═════ Document source
Constant Aimé Koroko, analyste au sein de la délégation Afrique subsaharienne de l'Institut d'Études de Géopolitique Appliquée, s'est entretenu avec le professeur Christian Bouquet qui nous livre ses premières analyses sur une élection présidentielle encore très indécise en Côte d'Ivoire. Il est professeur émérite de géographie politique et chercheur LAM (Les Afriques dans le Monde) à Sciences Po. Bordeaux. 

Comment citer cet entretien :

Christian Bouquet, « Côte d'Ivoire : une élection présidentielle encore indécise », Institut d'Études de Géopolitique Appliquée, Juillet 2020. URL : https://www.institut-ega.org/l/cote-d-ivoire-une-election-presidentielle-encore-indecise/


Constant Aimé Koroko : À 86 ans, l'ancien Président Henri Konan Bédié a été désigné candidat de son parti, le PDCI- RDA, à l'élection d'octobre 2020. Comment interpréter cette candidature et quelles sont ses chances de revenir au pouvoir ?

Cristian Bouquet : Depuis l'invalidation de la candidature de Kouadio Konan Bertin (KKB) le 3 juillet 2020, Henri Konan Bédié est le seul candidat à l'investiture comme candidat officiel du PDCI pour l'élection d'octobre 2020. Le fait d'avoir écarté son concurrent - pour des motifs « moraux » - montre qu'Henri Konan Bédié souhaite apparaître comme plébiscité par son parti.

Sa candidature peut être interprétée comme une occasion de prendre plusieurs revanches.

D'abord vis-à-vis de l'Histoire, puisqu'il avait été écarté du pouvoir par un putsch militaire (24 décembre 1999) et qu'il n'a jamais pardonné cette rupture de l'ordre constitutionnel. Il en avait d'ailleurs beaucoup voulu à la France de ne pas l'avoir aidé (mais on se souvient que le gouvernement français était en cohabitation Chirac-Jospin).
══════════
═════ Données enregistrées
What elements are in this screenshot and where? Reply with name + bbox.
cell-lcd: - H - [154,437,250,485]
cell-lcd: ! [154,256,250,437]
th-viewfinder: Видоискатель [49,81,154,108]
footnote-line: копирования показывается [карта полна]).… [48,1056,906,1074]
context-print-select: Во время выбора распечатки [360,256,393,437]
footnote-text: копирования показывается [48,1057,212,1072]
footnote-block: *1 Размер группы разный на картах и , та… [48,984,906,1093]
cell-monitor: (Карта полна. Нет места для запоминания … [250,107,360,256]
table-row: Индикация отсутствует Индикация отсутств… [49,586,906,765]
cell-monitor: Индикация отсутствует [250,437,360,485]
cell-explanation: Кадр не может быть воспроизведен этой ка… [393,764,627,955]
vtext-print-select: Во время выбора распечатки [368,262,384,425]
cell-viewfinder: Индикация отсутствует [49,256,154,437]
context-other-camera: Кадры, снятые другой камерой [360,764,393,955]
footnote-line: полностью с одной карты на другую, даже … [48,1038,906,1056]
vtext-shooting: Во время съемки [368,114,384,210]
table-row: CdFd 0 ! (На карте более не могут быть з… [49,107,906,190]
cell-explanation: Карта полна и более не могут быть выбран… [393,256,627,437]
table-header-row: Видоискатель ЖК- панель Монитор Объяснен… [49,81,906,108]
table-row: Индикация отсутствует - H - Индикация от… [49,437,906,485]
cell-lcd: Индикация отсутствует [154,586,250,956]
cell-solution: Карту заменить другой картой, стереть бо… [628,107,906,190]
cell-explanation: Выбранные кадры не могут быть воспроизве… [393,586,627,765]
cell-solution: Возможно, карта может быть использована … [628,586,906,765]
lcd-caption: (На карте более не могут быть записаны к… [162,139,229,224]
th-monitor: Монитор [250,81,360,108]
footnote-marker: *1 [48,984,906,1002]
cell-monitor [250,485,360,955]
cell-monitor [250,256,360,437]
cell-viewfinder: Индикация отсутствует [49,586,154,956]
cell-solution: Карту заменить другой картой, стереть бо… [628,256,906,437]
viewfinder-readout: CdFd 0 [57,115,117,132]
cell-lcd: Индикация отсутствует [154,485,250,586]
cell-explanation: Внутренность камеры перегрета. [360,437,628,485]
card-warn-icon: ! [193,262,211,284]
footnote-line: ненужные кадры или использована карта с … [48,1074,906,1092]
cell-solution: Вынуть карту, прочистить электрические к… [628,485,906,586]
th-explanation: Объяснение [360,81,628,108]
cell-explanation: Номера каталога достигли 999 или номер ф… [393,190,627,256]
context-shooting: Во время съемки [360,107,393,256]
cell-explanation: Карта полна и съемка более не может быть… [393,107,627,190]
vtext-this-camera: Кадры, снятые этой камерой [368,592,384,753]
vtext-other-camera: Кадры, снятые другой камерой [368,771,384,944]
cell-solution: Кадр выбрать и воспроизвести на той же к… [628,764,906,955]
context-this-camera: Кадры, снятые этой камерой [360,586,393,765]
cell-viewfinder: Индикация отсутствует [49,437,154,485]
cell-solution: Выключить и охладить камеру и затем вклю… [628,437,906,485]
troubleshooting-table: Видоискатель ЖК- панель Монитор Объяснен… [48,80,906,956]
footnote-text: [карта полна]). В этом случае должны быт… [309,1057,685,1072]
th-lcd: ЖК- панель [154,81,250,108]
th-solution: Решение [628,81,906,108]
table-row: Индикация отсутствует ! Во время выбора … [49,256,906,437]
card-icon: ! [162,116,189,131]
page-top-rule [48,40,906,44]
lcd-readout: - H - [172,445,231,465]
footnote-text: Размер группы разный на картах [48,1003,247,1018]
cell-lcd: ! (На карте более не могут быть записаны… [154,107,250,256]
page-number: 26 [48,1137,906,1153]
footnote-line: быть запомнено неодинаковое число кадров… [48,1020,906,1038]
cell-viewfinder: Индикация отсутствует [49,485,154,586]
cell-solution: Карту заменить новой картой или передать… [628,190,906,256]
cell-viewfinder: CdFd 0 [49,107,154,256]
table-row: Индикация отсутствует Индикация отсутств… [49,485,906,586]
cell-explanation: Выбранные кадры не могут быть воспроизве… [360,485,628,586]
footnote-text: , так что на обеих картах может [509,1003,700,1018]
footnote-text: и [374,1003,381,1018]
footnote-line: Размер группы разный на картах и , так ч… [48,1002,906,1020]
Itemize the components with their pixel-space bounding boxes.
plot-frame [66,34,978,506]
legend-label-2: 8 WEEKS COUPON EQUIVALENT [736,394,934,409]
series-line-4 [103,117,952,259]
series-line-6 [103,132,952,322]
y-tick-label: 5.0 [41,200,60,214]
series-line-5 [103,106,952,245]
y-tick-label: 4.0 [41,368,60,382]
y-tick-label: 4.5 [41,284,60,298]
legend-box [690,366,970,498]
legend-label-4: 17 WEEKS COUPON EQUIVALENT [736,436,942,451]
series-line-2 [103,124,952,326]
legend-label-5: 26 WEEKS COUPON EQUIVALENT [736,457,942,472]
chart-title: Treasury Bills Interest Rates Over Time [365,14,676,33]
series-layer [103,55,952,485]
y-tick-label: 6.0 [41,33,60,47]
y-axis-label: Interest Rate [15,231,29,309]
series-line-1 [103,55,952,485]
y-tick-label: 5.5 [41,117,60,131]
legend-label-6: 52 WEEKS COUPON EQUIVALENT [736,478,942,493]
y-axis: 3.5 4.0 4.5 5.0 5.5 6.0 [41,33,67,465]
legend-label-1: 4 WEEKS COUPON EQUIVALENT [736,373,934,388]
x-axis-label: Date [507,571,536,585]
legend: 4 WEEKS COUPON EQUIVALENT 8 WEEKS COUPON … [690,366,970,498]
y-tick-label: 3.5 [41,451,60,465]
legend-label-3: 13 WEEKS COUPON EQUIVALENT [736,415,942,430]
══════════
■ **Tâches à faire**:
a: Reproduisez l'entretien sur la présidentielle en Côte d'Ivoire en entier, sans rien y changer.
b: Renvoyez sans aucune modification le passage des enregistrements qui va de leur tout début jusqu'à la ligne contenant « footnote-text: копирования показывается », cette ligne comprise.

■ **Réponses attendues**:
a:
Constant Aimé Koroko, analyste au sein de la délégation Afrique subsaharienne de l'Institut d'Études de Géopolitique Appliquée, s'est entretenu avec le professeur Christian Bouquet qui nous livre ses premières analyses sur une élection présidentielle encore très indécise en Côte d'Ivoire. Il est professeur émérite de géographie politique et chercheur LAM (Les Afriques dans le Monde) à Sciences Po. Bordeaux. 

Comment citer cet entretien :

Christian Bouquet, « Côte d'Ivoire : une élection présidentielle encore indécise », Institut d'Études de Géopolitique Appliquée, Juillet 2020. URL : https://www.institut-ega.org/l/cote-d-ivoire-une-election-presidentielle-encore-indecise/


Constant Aimé Koroko : À 86 ans, l'ancien Président Henri Konan Bédié a été désigné candidat de son parti, le PDCI- RDA, à l'élection d'octobre 2020. Comment interpréter cette candidature et quelles sont ses chances de revenir au pouvoir ?

Cristian Bouquet : Depuis l'invalidation de la candidature de Kouadio Konan Bertin (KKB) le 3 juillet 2020, Henri Konan Bédié est le seul candidat à l'investiture comme candidat officiel du PDCI pour l'élection d'octobre 2020. Le fait d'avoir écarté son concurrent - pour des motifs « moraux » - montre qu'Henri Konan Bédié souhaite apparaître comme plébiscité par son parti.

Sa candidature peut être interprétée comme une occasion de prendre plusieurs revanches.

D'abord vis-à-vis de l'Histoire, puisqu'il avait été écarté du pouvoir par un putsch militaire (24 décembre 1999) et qu'il n'a jamais pardonné cette rupture de l'ordre constitutionnel. Il en avait d'ailleurs beaucoup voulu à la France de ne pas l'avoir aidé (mais on se souvient que le gouvernement français était en cohabitation Chirac-Jospin).

b:
What elements are in this screenshot and where? Reply with name + bbox.
cell-lcd: - H - [154,437,250,485]
cell-lcd: ! [154,256,250,437]
th-viewfinder: Видоискатель [49,81,154,108]
footnote-line: копирования показывается [карта полна]).… [48,1056,906,1074]
context-print-select: Во время выбора распечатки [360,256,393,437]
footnote-text: копирования показывается [48,1057,212,1072]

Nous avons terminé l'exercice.